- [Texte fourni]:
>>>>

Je parlerais plutôt de barrières sociales. Les logements où plusieurs personnes vivent dans la même pièce, par exemple, favorisent le contact et donc la transmission du virus. Dans un autre registre, lié à la représentation d'une maladie potentiellement mortelle (il n'est pas souhaitable d'être le véhicule d'une maladie qui peut tuer), certaines personnes diagnostiquées positives au Covid-19 peuvent être amenées à se cacher, ce qui va empêcher la détection des personnes qu'elles ont pu contaminer. Mais il faut affronter la réalité, accepter le principe du test et de l'isolement.

 

La prise en charge médicale des patients les plus gravement atteints par le Covid-19 pose de sérieux défis dans certains hôpitaux européens (manque de places, de matériel, de personnel). Comment les structures médicales des pays africains, moins bien dotées, peuvent-elles faire face à l'aggravation des cas ?

<<<<

- [Entrées de données]:

>>>>

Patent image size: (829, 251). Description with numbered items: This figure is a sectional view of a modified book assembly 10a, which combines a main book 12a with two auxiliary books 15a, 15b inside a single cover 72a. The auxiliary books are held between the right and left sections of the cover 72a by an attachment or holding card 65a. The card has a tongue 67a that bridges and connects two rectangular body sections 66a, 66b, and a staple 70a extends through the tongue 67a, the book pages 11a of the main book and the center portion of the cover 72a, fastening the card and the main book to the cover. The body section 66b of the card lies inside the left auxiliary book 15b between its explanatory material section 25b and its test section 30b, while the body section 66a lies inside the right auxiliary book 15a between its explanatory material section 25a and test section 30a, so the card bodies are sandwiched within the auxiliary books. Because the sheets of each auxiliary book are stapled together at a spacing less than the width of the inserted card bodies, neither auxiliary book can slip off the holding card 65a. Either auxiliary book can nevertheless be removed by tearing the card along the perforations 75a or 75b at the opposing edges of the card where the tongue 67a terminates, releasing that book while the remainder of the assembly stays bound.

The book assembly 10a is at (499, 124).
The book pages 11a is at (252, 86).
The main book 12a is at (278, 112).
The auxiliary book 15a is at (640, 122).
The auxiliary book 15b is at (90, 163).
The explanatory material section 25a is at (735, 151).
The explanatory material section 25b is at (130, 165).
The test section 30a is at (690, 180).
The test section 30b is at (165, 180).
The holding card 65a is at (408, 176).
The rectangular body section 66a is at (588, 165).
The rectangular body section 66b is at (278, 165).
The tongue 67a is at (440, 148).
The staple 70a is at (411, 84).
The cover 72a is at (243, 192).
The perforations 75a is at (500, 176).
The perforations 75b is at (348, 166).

<<<<

- [Consigne 1]:
Récrivez plus brièvement le paragraphe du texte fourni qui commence par « Je parlerais plutôt de barrières sociales », en conservant ses faits principaux.
- [Consigne 2]:
Poursuivez le texte fourni sur le Covid-19 en Afrique à partir de sa dernière phrase.

- [Résultat de l'exercice 1]:
Les obstacles sont surtout sociaux. Les logements où plusieurs personnes partagent une même pièce favorisent le contact, donc la transmission du virus. Par ailleurs, comme personne ne souhaite transmettre une maladie potentiellement mortelle, certaines personnes testées positives au Covid-19 peuvent se cacher, ce qui empêche de détecter celles qu'elles ont pu contaminer. Il faut pourtant accepter le test et l'isolement.

- [Résultat de l'exercice 2]:
Il faut rappeler qu'environ 85 % des individus contaminés par le coronavirus s'en tirent avec une « petite » grippe de 5 jours. Mais si l'infection s'aggrave, les enjeux médicaux sont d'une autre envergure. Quand le patient commence à avoir des difficultés à respirer, en raison d'une inflammation des poumons, il doit alors être mis sous assistance respiratoire. Or, le parc d'équipement en respiration artificielle est assez limité dans l'ensemble des pays africains. Si l'épidémie prend de l'ampleur, on risque donc d'être confronté à des problèmes d'accès à ce type de prise en charge, ainsi qu'à une pénurie de personnels soignants. D'où l'importance des mesures de prévention. Une fois encore, ce n'est pas simple, mais ce n'est pas insurmontable non plus. Et il ne faut surtout pas se dire que, parce qu'elles ne seront pas appliquées dans des conditions optimales, ces précautions seront inutiles.